Page —
################

Important
You are viewing documentation for an older version of Confluent Platform. For the latest, click here.
Kafka Connect AWS Lambda Sink Connector¶
The AWS Lambda sink connector pulls records from one or more Apache Kafka® topics, converts them to JSON, and executes an AWS Lambda function. The response of the lambda function can optionally be written to another Kafka topic.
The AWS Lambda function can be invoked either synchronously or asynchronously.
In synchronous mode, records within a topic and partition are processed sequentially. Records within different topic partitions, though, can be processed in parallel. If configured, the response from AWS Lambda can be written to a Kafka topic. In case of errors during lambda execution, the connector can be configured to either ignore and proceed, log the error, or stop the connector completely.
In asynchronous mode, the connector operates in a fire-and-forget mode. Records are processed on a best-effort, sequential basis. The connector does not attempt any retries. AWS Lambda automatically retries up to two times, after which AWS Lambda can move the request to a dead letter queue.
The connector guarantees at-least-once processing semantics. Under certain circumstances, it is possible that a record is processed more than once. You should design your AWS Lambda function to be idempotent. If you have configured the connector to log the response from AWS Lambda to a Kafka topic, the topic can contain duplicate records. You can enable Kafka log compaction on the topic to remove duplicate records. Alternatively, you can write a KSQL query to detect duplicate records in a time window.
Prerequisites¶
The following are required to run the Kafka Connect AWS Lambda Sink Connector:
- Kafka Broker: Confluent Platform 3.3.0 or above, or Kafka 0.11.0 or above
- Connect: Confluent Platform 4.0.0 or above, or Kafka 1.0.0 or above
- Java 1.8
Install the AWS Lambda Connector¶
You can install this connector by using the Confluent Hub client (recommended) or you can manually download the ZIP file.
Install the connector using Confluent Hub¶
- Prerequisite
- Confluent Hub Client must be installed. This is installed by default with Confluent Enterprise.
Navigate to your Confluent Platform installation directory and run this command to install the latest (latest
) connector version.
The connector must be installed on every machine where Connect will be run.
confluent-hub install confluentinc/kafka-connect-aws-lambda:latest
You can install a specific version by replacing latest
with a version number. For example:
confluent-hub install confluentinc/kafka-connect-aws-lambda:1.0.0-preview
Install Connector Manually¶
Download and extract the ZIP file for your connector and then follow the manual connector installation instructions.

################

Material —
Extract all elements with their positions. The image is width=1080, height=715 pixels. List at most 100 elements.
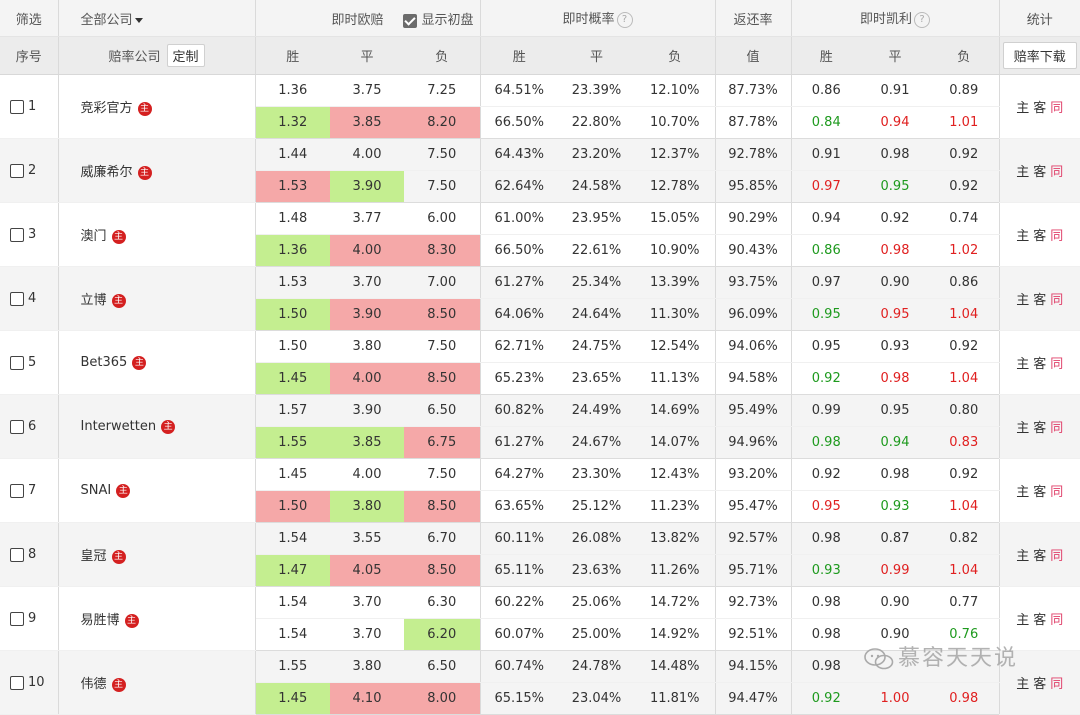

################

Required task 1 — Transcribe the AWS Lambda connector page from "The AWS Lambda function" to "dead letter queue.".
Required task 2 — Using the AWS Lambda connector page, say whether each statement agrees with it, giving yes or no and quoting the deciding words: (a) In asynchronous mode, the connector retries records that fail. (b) In synchronous mode, records in different topic partitions can be handled in parallel. (c) Connect requires Confluent Platform 3.3.0 or above.
Required task 3 — According to the AWS Lambda connector page, what processing semantics does the connector guarantee?
The listing has no connection to the AWS Lambda connector page.

Task answer 1 —
The AWS Lambda function can be invoked either synchronously or asynchronously.
In synchronous mode, records within a topic and partition are processed sequentially. Records within different topic partitions, though, can be processed in parallel. If configured, the response from AWS Lambda can be written to a Kafka topic. In case of errors during lambda execution, the connector can be configured to either ignore and proceed, log the error, or stop the connector completely.
In asynchronous mode, the connector operates in a fire-and-forget mode. Records are processed on a best-effort, sequential basis. The connector does not attempt any retries. AWS Lambda automatically retries up to two times, after which AWS Lambda can move the request to a dead letter queue.

Task answer 2 —
(a) No: "The connector does not attempt any retries."
(b) Yes: "Records within different topic partitions, though, can be processed in parallel."
(c) No: "Connect: Confluent Platform 4.0.0 or above, or Kafka 1.0.0 or above"

Task answer 3 — At-least-once processing semantics.